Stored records
>>>

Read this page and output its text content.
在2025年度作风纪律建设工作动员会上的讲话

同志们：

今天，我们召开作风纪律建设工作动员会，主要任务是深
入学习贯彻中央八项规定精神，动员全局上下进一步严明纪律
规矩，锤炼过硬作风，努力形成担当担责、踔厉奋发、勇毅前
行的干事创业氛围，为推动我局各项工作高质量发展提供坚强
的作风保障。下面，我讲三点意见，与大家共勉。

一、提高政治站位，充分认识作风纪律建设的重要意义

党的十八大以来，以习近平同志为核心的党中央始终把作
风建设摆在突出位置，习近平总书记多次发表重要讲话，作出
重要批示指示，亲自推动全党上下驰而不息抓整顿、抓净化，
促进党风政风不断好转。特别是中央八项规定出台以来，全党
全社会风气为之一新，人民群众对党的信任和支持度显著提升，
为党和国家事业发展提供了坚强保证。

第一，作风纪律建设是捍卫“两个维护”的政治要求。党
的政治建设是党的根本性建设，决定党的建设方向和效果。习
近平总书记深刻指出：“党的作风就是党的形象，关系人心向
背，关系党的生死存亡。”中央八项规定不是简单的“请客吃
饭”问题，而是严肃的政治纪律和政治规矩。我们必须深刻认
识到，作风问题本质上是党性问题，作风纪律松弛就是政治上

<<<

• TASK PROMPT: Repeat each record exactly. Omit nothing.

• SOLUTION:
Read this page and output its text content.
在2025年度作风纪律建设工作动员会上的讲话

同志们：

今天，我们召开作风纪律建设工作动员会，主要任务是深
入学习贯彻中央八项规定精神，动员全局上下进一步严明纪律
规矩，锤炼过硬作风，努力形成担当担责、踔厉奋发、勇毅前
行的干事创业氛围，为推动我局各项工作高质量发展提供坚强
的作风保障。下面，我讲三点意见，与大家共勉。

一、提高政治站位，充分认识作风纪律建设的重要意义

党的十八大以来，以习近平同志为核心的党中央始终把作
风建设摆在突出位置，习近平总书记多次发表重要讲话，作出
重要批示指示，亲自推动全党上下驰而不息抓整顿、抓净化，
促进党风政风不断好转。特别是中央八项规定出台以来，全党
全社会风气为之一新，人民群众对党的信任和支持度显著提升，
为党和国家事业发展提供了坚强保证。

第一，作风纪律建设是捍卫“两个维护”的政治要求。党
的政治建设是党的根本性建设，决定党的建设方向和效果。习
近平总书记深刻指出：“党的作风就是党的形象，关系人心向
背，关系党的生死存亡。”中央八项规定不是简单的“请客吃
饭”问题，而是严肃的政治纪律和政治规矩。我们必须深刻认
识到，作风问题本质上是党性问题，作风纪律松弛就是政治上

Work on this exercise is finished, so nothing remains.